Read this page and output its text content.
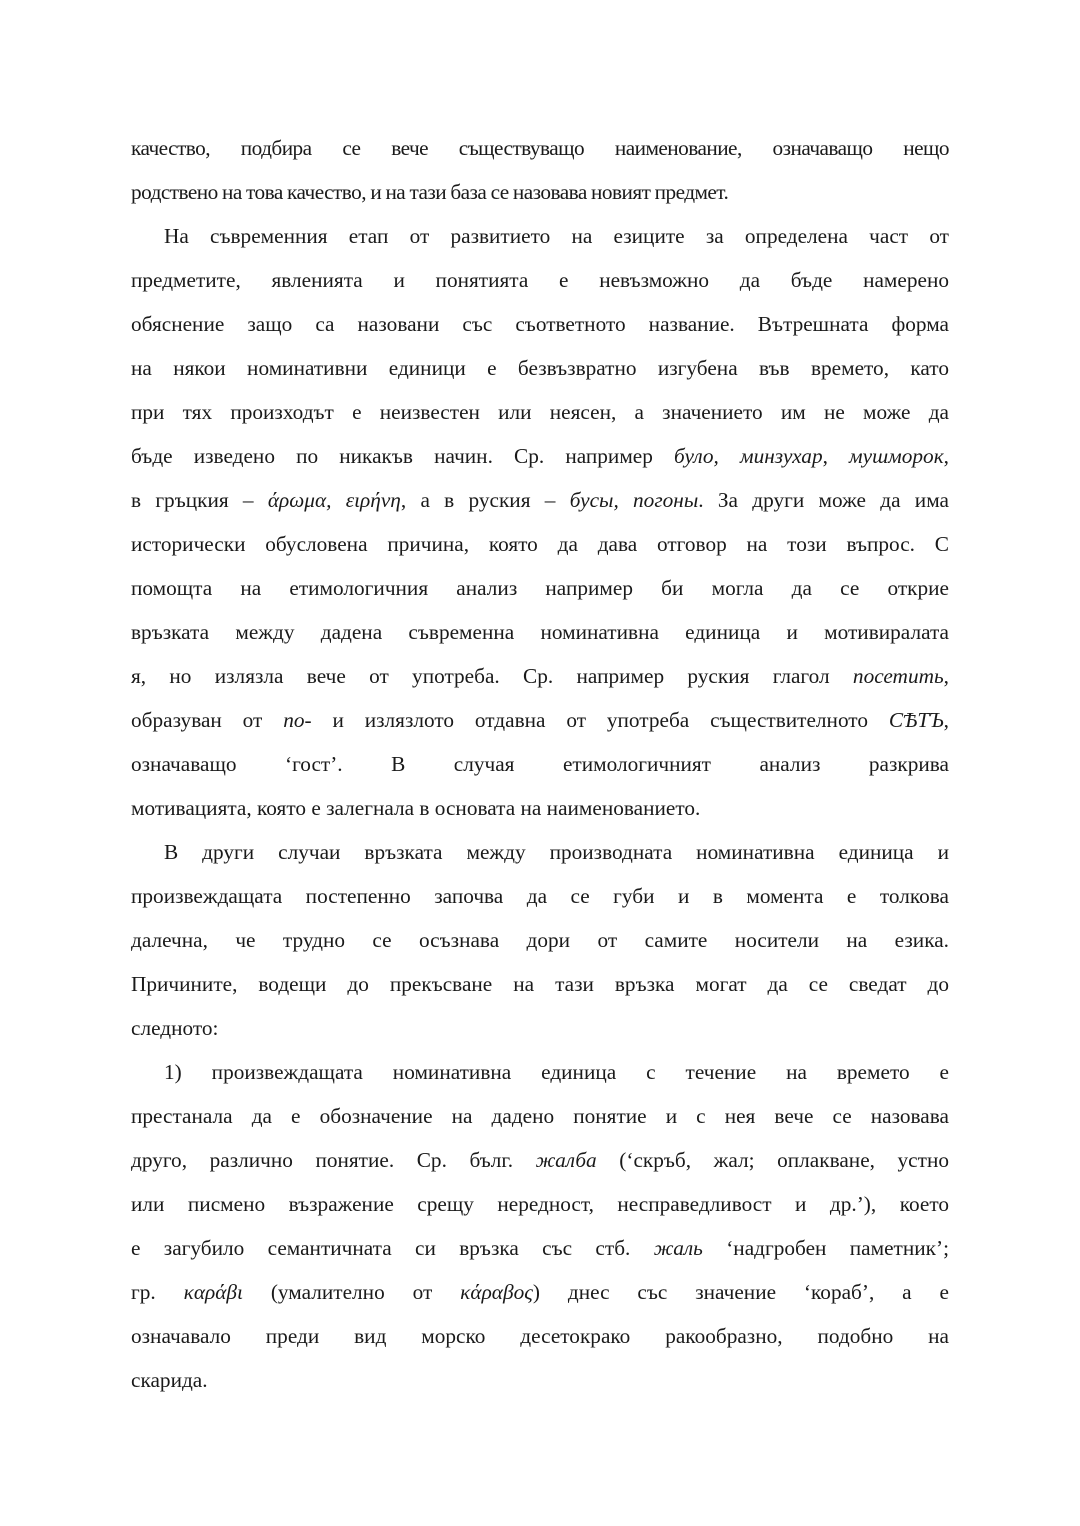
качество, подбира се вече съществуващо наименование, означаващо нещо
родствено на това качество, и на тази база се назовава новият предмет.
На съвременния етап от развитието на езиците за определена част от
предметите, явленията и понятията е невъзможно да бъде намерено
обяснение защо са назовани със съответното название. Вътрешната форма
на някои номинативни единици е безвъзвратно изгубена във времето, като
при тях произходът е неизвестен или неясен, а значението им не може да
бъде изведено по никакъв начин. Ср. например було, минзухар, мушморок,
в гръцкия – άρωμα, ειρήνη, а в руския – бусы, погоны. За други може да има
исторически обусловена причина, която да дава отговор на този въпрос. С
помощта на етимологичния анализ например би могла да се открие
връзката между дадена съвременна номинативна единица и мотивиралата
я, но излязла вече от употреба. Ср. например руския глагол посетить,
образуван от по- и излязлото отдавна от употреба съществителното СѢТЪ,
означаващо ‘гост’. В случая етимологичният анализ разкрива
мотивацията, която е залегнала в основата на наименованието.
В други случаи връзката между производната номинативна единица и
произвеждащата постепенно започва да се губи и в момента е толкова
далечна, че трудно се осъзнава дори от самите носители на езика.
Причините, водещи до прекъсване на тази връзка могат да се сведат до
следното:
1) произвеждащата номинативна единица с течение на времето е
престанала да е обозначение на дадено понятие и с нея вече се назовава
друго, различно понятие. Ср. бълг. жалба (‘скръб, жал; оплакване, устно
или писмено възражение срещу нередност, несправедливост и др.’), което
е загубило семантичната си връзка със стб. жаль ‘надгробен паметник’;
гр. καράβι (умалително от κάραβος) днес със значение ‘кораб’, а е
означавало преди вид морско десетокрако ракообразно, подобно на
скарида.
■ ■ ■
Task instructions: Extract each line holding the string "времето".

Correct response:
на някои номинативни единици е безвъзвратно изгубена във времето, като
1) произвеждащата номинативна единица с течение на времето е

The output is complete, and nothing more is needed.